### Instructions to follow
Pull out every line with the word "DIAGNOSIS".

Start Recorded data

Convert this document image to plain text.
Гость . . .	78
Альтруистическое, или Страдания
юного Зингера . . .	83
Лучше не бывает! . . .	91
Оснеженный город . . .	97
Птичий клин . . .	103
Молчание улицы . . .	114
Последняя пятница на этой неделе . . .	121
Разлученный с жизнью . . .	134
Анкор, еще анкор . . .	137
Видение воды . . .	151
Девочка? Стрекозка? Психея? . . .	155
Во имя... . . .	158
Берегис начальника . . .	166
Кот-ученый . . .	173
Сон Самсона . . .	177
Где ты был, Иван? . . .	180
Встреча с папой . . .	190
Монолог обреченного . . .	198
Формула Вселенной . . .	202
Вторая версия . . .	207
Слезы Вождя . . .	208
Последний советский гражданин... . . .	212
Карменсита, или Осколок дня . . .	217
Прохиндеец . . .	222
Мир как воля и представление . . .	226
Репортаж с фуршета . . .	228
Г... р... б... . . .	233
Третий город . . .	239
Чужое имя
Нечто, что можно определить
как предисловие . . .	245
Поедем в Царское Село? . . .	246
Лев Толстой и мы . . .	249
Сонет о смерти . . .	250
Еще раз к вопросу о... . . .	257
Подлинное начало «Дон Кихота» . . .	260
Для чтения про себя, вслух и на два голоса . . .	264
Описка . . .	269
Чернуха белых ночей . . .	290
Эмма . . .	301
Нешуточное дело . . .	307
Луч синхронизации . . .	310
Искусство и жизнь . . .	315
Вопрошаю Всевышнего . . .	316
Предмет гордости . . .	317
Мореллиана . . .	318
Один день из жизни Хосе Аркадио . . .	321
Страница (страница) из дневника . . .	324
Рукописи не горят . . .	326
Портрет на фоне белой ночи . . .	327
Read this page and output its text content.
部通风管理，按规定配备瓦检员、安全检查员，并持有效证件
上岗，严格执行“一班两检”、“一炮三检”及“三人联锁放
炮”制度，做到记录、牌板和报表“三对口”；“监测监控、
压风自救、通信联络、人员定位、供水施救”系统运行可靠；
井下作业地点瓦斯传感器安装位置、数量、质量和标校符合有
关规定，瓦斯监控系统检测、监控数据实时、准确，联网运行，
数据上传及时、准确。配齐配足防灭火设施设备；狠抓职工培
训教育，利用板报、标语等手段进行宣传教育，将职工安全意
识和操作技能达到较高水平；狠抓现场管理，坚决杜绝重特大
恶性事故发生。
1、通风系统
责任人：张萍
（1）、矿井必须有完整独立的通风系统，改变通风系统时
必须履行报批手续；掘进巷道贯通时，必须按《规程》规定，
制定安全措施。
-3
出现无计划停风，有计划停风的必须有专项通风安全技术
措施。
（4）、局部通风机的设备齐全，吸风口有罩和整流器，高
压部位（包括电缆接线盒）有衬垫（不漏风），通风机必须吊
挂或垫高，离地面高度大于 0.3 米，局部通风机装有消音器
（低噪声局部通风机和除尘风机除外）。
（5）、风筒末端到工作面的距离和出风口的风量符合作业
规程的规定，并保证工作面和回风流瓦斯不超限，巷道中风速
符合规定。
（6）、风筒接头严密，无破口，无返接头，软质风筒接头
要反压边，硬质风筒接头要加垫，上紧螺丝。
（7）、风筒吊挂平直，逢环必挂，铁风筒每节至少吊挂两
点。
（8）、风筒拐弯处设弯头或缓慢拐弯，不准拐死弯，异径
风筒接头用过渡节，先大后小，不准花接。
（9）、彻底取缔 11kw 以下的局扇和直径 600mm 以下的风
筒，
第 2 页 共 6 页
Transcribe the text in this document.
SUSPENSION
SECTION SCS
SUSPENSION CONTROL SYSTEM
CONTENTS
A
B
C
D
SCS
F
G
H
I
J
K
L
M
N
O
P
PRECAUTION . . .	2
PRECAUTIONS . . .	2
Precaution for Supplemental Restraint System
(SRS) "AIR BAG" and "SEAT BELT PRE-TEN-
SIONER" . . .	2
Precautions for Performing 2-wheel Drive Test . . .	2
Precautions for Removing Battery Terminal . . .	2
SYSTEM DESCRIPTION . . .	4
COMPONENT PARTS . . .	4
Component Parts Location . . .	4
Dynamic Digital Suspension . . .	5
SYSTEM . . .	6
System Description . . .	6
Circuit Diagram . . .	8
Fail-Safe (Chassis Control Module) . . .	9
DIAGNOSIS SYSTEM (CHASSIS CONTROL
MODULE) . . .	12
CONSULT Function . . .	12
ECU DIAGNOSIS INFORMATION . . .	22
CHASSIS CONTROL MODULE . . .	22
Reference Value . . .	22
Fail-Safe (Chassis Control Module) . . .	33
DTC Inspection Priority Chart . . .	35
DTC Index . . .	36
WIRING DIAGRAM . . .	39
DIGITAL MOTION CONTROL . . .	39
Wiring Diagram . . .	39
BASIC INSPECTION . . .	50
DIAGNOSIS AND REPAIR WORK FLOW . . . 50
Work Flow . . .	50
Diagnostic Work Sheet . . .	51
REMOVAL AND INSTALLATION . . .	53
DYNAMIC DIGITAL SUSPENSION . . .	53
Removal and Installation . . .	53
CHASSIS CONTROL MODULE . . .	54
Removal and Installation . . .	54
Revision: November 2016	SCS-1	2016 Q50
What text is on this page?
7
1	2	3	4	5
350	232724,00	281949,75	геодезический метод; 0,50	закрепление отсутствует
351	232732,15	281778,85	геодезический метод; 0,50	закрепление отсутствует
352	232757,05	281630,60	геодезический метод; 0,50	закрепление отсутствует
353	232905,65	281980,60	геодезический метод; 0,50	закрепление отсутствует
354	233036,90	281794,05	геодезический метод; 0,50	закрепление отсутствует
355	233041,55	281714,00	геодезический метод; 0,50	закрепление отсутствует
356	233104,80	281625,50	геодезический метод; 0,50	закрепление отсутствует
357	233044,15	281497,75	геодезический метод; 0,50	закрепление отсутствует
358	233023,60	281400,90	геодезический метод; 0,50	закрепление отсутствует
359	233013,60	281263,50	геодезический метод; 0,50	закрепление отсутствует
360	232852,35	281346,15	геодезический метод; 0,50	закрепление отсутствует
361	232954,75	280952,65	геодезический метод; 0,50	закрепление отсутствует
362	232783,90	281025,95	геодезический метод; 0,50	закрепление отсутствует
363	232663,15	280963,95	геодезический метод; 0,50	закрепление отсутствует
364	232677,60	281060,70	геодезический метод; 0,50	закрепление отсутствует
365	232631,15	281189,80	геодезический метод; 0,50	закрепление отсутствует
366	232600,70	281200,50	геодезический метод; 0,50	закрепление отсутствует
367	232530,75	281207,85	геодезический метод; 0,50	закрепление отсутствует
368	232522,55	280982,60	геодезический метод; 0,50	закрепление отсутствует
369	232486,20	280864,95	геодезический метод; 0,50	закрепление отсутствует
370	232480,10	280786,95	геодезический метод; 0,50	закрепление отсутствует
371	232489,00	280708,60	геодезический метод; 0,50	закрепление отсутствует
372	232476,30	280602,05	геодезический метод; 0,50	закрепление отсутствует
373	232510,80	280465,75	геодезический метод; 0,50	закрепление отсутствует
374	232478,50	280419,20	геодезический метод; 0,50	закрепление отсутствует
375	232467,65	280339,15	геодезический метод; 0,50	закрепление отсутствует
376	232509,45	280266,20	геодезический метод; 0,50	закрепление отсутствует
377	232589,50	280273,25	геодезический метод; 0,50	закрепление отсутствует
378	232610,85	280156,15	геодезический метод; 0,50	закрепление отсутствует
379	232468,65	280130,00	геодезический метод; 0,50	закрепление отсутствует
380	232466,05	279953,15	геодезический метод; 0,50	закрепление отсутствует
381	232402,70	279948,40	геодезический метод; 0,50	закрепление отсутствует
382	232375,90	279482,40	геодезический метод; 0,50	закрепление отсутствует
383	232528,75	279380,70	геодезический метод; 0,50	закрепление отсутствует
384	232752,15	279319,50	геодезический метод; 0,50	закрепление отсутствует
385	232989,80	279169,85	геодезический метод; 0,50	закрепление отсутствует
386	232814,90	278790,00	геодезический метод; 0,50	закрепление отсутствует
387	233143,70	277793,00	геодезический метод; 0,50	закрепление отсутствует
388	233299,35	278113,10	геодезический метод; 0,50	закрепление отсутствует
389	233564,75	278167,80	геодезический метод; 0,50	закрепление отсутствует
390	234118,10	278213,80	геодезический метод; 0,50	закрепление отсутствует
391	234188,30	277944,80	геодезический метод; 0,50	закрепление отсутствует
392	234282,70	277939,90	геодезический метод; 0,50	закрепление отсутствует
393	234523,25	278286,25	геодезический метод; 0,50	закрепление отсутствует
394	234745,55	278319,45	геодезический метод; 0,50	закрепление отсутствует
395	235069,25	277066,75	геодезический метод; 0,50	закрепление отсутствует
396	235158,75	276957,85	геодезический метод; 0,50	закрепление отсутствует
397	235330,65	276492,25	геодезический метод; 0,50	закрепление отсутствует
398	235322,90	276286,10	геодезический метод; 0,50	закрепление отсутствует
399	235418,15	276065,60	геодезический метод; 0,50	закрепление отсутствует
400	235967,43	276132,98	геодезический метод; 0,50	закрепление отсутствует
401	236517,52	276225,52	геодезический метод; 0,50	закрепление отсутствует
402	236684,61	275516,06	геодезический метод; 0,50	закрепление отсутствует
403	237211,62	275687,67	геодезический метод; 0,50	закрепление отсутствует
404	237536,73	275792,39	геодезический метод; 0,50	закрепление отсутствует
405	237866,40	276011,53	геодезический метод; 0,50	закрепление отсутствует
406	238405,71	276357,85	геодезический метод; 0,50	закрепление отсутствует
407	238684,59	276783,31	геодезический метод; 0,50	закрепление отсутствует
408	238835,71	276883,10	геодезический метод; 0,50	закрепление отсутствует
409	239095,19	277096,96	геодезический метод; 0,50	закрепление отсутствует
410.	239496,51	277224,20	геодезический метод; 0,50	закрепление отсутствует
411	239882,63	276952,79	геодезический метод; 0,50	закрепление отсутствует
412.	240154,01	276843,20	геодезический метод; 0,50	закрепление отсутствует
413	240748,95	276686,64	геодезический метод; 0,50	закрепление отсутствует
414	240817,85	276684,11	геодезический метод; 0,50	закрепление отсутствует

End Recorded data

### Task output
DIAGNOSIS SYSTEM (CHASSIS CONTROL
ECU DIAGNOSIS INFORMATION . . .	22
DIAGNOSIS AND REPAIR WORK FLOW . . . 50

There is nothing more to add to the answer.